Short exercise: Reproduce every one of the rows below, character for character.

Task material:
§
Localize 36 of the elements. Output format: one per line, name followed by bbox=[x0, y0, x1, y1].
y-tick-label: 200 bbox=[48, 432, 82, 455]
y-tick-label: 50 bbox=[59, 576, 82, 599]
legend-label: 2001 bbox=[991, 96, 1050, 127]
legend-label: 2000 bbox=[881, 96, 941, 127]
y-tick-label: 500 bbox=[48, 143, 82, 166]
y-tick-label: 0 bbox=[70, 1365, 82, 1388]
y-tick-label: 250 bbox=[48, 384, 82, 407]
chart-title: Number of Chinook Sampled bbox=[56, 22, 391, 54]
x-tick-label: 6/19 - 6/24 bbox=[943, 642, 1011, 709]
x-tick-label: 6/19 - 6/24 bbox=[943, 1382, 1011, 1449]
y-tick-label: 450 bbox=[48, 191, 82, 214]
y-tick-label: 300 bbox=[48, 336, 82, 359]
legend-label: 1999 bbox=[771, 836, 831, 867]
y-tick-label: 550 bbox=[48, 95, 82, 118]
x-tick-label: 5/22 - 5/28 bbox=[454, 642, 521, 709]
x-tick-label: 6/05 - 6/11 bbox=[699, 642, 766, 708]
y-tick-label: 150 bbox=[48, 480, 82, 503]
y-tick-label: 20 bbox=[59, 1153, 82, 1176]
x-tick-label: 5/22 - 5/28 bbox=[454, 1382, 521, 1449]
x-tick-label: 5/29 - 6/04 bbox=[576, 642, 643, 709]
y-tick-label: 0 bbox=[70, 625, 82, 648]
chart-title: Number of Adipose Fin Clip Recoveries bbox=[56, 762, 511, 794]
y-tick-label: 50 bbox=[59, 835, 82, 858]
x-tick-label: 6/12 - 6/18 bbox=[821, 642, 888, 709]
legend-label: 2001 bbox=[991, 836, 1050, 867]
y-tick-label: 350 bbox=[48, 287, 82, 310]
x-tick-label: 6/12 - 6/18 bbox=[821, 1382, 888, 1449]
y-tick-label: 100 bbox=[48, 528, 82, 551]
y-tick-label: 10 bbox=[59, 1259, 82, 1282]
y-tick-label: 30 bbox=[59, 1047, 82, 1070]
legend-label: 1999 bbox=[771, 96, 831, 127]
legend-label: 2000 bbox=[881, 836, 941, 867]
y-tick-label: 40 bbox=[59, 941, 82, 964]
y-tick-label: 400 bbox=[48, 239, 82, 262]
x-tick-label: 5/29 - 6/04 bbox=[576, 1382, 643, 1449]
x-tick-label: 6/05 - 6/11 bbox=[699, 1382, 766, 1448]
§
Result of this exercise:
Localize 36 of the elements. Output format: one per line, name followed by bbox=[x0, y0, x1, y1].
y-tick-label: 200 bbox=[48, 432, 82, 455]
y-tick-label: 50 bbox=[59, 576, 82, 599]
legend-label: 2001 bbox=[991, 96, 1050, 127]
legend-label: 2000 bbox=[881, 96, 941, 127]
y-tick-label: 500 bbox=[48, 143, 82, 166]
y-tick-label: 0 bbox=[70, 1365, 82, 1388]
y-tick-label: 250 bbox=[48, 384, 82, 407]
chart-title: Number of Chinook Sampled bbox=[56, 22, 391, 54]
x-tick-label: 6/19 - 6/24 bbox=[943, 642, 1011, 709]
x-tick-label: 6/19 - 6/24 bbox=[943, 1382, 1011, 1449]
y-tick-label: 450 bbox=[48, 191, 82, 214]
y-tick-label: 300 bbox=[48, 336, 82, 359]
legend-label: 1999 bbox=[771, 836, 831, 867]
y-tick-label: 550 bbox=[48, 95, 82, 118]
x-tick-label: 5/22 - 5/28 bbox=[454, 642, 521, 709]
x-tick-label: 6/05 - 6/11 bbox=[699, 642, 766, 708]
y-tick-label: 150 bbox=[48, 480, 82, 503]
y-tick-label: 20 bbox=[59, 1153, 82, 1176]
x-tick-label: 5/22 - 5/28 bbox=[454, 1382, 521, 1449]
x-tick-label: 5/29 - 6/04 bbox=[576, 642, 643, 709]
y-tick-label: 0 bbox=[70, 625, 82, 648]
chart-title: Number of Adipose Fin Clip Recoveries bbox=[56, 762, 511, 794]
y-tick-label: 50 bbox=[59, 835, 82, 858]
x-tick-label: 6/12 - 6/18 bbox=[821, 642, 888, 709]
legend-label: 2001 bbox=[991, 836, 1050, 867]
y-tick-label: 350 bbox=[48, 287, 82, 310]
x-tick-label: 6/12 - 6/18 bbox=[821, 1382, 888, 1449]
y-tick-label: 100 bbox=[48, 528, 82, 551]
y-tick-label: 10 bbox=[59, 1259, 82, 1282]
y-tick-label: 30 bbox=[59, 1047, 82, 1070]
legend-label: 1999 bbox=[771, 96, 831, 127]
legend-label: 2000 bbox=[881, 836, 941, 867]
y-tick-label: 40 bbox=[59, 941, 82, 964]
y-tick-label: 400 bbox=[48, 239, 82, 262]
x-tick-label: 5/29 - 6/04 bbox=[576, 1382, 643, 1449]
x-tick-label: 6/05 - 6/11 bbox=[699, 1382, 766, 1448]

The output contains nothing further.